[start of Excerpted records]

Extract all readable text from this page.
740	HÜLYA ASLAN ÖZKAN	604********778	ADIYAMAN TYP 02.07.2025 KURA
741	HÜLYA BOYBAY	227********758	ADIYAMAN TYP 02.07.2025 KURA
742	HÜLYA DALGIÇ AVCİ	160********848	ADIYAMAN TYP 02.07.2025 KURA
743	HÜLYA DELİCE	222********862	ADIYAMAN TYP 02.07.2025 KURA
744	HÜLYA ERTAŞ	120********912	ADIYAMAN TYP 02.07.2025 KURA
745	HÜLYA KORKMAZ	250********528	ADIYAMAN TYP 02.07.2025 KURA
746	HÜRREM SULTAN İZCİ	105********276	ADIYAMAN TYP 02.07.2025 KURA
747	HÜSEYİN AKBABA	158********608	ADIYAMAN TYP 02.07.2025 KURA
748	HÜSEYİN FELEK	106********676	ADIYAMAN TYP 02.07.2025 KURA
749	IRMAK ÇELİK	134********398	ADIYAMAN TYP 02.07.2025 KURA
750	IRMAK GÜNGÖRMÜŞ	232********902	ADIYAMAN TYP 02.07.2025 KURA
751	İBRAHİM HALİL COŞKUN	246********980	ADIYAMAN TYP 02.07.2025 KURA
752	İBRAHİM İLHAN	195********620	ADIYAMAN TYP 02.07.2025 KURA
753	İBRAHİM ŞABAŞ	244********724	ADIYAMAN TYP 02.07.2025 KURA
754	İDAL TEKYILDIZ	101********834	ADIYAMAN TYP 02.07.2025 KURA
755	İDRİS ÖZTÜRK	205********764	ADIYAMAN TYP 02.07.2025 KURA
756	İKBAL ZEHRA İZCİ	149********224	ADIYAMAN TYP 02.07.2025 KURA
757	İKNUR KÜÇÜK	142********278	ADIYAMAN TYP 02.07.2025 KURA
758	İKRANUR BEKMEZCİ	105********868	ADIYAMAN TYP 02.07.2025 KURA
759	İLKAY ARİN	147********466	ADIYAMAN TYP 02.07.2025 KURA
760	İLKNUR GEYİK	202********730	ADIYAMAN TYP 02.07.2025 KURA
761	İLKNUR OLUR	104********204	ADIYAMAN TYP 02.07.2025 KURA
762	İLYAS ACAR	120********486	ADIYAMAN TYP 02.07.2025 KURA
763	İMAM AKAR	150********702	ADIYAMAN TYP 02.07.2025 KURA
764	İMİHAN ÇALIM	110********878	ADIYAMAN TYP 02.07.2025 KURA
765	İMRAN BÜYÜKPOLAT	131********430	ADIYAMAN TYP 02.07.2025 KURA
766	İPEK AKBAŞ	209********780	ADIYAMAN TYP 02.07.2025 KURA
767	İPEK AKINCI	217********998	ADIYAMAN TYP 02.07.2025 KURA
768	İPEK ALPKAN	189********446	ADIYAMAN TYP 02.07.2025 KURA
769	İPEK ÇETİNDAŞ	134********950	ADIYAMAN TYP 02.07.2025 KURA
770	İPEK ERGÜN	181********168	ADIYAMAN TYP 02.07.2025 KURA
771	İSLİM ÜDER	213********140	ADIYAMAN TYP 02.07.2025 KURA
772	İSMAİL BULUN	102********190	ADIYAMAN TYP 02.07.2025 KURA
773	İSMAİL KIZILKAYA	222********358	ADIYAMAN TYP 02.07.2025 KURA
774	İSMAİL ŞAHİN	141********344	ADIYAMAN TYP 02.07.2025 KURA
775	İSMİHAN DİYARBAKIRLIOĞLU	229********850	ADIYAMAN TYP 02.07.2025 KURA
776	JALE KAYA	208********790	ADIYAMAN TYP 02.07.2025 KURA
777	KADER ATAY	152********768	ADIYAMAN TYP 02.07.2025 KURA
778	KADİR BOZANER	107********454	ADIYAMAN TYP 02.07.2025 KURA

[end of Excerpted records]

What is asked:
Retype the data in full and match it exactly.

Response below:
Extract all readable text from this page.
740	HÜLYA ASLAN ÖZKAN	604********778	ADIYAMAN TYP 02.07.2025 KURA
741	HÜLYA BOYBAY	227********758	ADIYAMAN TYP 02.07.2025 KURA
742	HÜLYA DALGIÇ AVCİ	160********848	ADIYAMAN TYP 02.07.2025 KURA
743	HÜLYA DELİCE	222********862	ADIYAMAN TYP 02.07.2025 KURA
744	HÜLYA ERTAŞ	120********912	ADIYAMAN TYP 02.07.2025 KURA
745	HÜLYA KORKMAZ	250********528	ADIYAMAN TYP 02.07.2025 KURA
746	HÜRREM SULTAN İZCİ	105********276	ADIYAMAN TYP 02.07.2025 KURA
747	HÜSEYİN AKBABA	158********608	ADIYAMAN TYP 02.07.2025 KURA
748	HÜSEYİN FELEK	106********676	ADIYAMAN TYP 02.07.2025 KURA
749	IRMAK ÇELİK	134********398	ADIYAMAN TYP 02.07.2025 KURA
750	IRMAK GÜNGÖRMÜŞ	232********902	ADIYAMAN TYP 02.07.2025 KURA
751	İBRAHİM HALİL COŞKUN	246********980	ADIYAMAN TYP 02.07.2025 KURA
752	İBRAHİM İLHAN	195********620	ADIYAMAN TYP 02.07.2025 KURA
753	İBRAHİM ŞABAŞ	244********724	ADIYAMAN TYP 02.07.2025 KURA
754	İDAL TEKYILDIZ	101********834	ADIYAMAN TYP 02.07.2025 KURA
755	İDRİS ÖZTÜRK	205********764	ADIYAMAN TYP 02.07.2025 KURA
756	İKBAL ZEHRA İZCİ	149********224	ADIYAMAN TYP 02.07.2025 KURA
757	İKNUR KÜÇÜK	142********278	ADIYAMAN TYP 02.07.2025 KURA
758	İKRANUR BEKMEZCİ	105********868	ADIYAMAN TYP 02.07.2025 KURA
759	İLKAY ARİN	147********466	ADIYAMAN TYP 02.07.2025 KURA
760	İLKNUR GEYİK	202********730	ADIYAMAN TYP 02.07.2025 KURA
761	İLKNUR OLUR	104********204	ADIYAMAN TYP 02.07.2025 KURA
762	İLYAS ACAR	120********486	ADIYAMAN TYP 02.07.2025 KURA
763	İMAM AKAR	150********702	ADIYAMAN TYP 02.07.2025 KURA
764	İMİHAN ÇALIM	110********878	ADIYAMAN TYP 02.07.2025 KURA
765	İMRAN BÜYÜKPOLAT	131********430	ADIYAMAN TYP 02.07.2025 KURA
766	İPEK AKBAŞ	209********780	ADIYAMAN TYP 02.07.2025 KURA
767	İPEK AKINCI	217********998	ADIYAMAN TYP 02.07.2025 KURA
768	İPEK ALPKAN	189********446	ADIYAMAN TYP 02.07.2025 KURA
769	İPEK ÇETİNDAŞ	134********950	ADIYAMAN TYP 02.07.2025 KURA
770	İPEK ERGÜN	181********168	ADIYAMAN TYP 02.07.2025 KURA
771	İSLİM ÜDER	213********140	ADIYAMAN TYP 02.07.2025 KURA
772	İSMAİL BULUN	102********190	ADIYAMAN TYP 02.07.2025 KURA
773	İSMAİL KIZILKAYA	222********358	ADIYAMAN TYP 02.07.2025 KURA
774	İSMAİL ŞAHİN	141********344	ADIYAMAN TYP 02.07.2025 KURA
775	İSMİHAN DİYARBAKIRLIOĞLU	229********850	ADIYAMAN TYP 02.07.2025 KURA
776	JALE KAYA	208********790	ADIYAMAN TYP 02.07.2025 KURA
777	KADER ATAY	152********768	ADIYAMAN TYP 02.07.2025 KURA
778	KADİR BOZANER	107********454	ADIYAMAN TYP 02.07.2025 KURA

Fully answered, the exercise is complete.